Render each of the following items as a numbered list of its lines, omitting any blank lines.

====

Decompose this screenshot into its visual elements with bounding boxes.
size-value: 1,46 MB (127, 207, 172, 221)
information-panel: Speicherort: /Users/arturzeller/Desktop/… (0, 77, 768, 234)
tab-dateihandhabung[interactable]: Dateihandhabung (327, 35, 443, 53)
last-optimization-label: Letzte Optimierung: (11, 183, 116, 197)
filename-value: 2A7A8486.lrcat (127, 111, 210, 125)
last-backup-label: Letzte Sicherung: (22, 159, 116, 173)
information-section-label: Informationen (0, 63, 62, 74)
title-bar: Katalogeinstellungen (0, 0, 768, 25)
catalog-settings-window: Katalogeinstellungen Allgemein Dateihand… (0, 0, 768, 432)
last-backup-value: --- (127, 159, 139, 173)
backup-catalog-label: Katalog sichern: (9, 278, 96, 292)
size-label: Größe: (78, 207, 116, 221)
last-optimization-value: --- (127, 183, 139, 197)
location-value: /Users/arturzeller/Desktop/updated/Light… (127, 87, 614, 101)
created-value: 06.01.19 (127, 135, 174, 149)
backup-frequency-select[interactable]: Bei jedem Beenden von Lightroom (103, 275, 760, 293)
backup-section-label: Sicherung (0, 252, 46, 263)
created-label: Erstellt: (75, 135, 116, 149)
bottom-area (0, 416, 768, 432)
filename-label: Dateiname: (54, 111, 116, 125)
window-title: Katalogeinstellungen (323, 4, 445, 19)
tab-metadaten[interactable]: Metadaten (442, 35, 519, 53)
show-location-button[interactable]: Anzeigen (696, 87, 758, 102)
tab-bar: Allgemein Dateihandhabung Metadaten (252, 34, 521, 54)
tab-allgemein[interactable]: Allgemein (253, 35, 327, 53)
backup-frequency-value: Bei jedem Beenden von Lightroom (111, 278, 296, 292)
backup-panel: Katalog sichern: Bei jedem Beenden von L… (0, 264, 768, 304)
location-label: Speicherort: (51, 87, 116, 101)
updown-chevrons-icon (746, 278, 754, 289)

====

**Result of this exercise**
1. Decompose this screenshot into its visual elements with bounding boxes.
2. size-value: 1,46 MB (127, 207, 172, 221)
3. information-panel: Speicherort: /Users/arturzeller/Desktop/… (0, 77, 768, 234)
4. tab-dateihandhabung[interactable]: Dateihandhabung (327, 35, 443, 53)
5. last-optimization-label: Letzte Optimierung: (11, 183, 116, 197)
6. filename-value: 2A7A8486.lrcat (127, 111, 210, 125)
7. last-backup-label: Letzte Sicherung: (22, 159, 116, 173)
8. information-section-label: Informationen (0, 63, 62, 74)
9. title-bar: Katalogeinstellungen (0, 0, 768, 25)
10. catalog-settings-window: Katalogeinstellungen Allgemein Dateihand… (0, 0, 768, 432)
11. last-backup-value: --- (127, 159, 139, 173)
12. backup-catalog-label: Katalog sichern: (9, 278, 96, 292)
13. size-label: Größe: (78, 207, 116, 221)
14. last-optimization-value: --- (127, 183, 139, 197)
15. location-value: /Users/arturzeller/Desktop/updated/Light… (127, 87, 614, 101)
16. created-value: 06.01.19 (127, 135, 174, 149)
17. backup-frequency-select[interactable]: Bei jedem Beenden von Lightroom (103, 275, 760, 293)
18. backup-section-label: Sicherung (0, 252, 46, 263)
19. created-label: Erstellt: (75, 135, 116, 149)
20. bottom-area (0, 416, 768, 432)
21. filename-label: Dateiname: (54, 111, 116, 125)
22. window-title: Katalogeinstellungen (323, 4, 445, 19)
23. tab-metadaten[interactable]: Metadaten (442, 35, 519, 53)
24. show-location-button[interactable]: Anzeigen (696, 87, 758, 102)
25. tab-bar: Allgemein Dateihandhabung Metadaten (252, 34, 521, 54)
26. tab-allgemein[interactable]: Allgemein (253, 35, 327, 53)
27. backup-frequency-value: Bei jedem Beenden von Lightroom (111, 278, 296, 292)
28. backup-panel: Katalog sichern: Bei jedem Beenden von L… (0, 264, 768, 304)
29. location-label: Speicherort: (51, 87, 116, 101)
30. updown-chevrons-icon (746, 278, 754, 289)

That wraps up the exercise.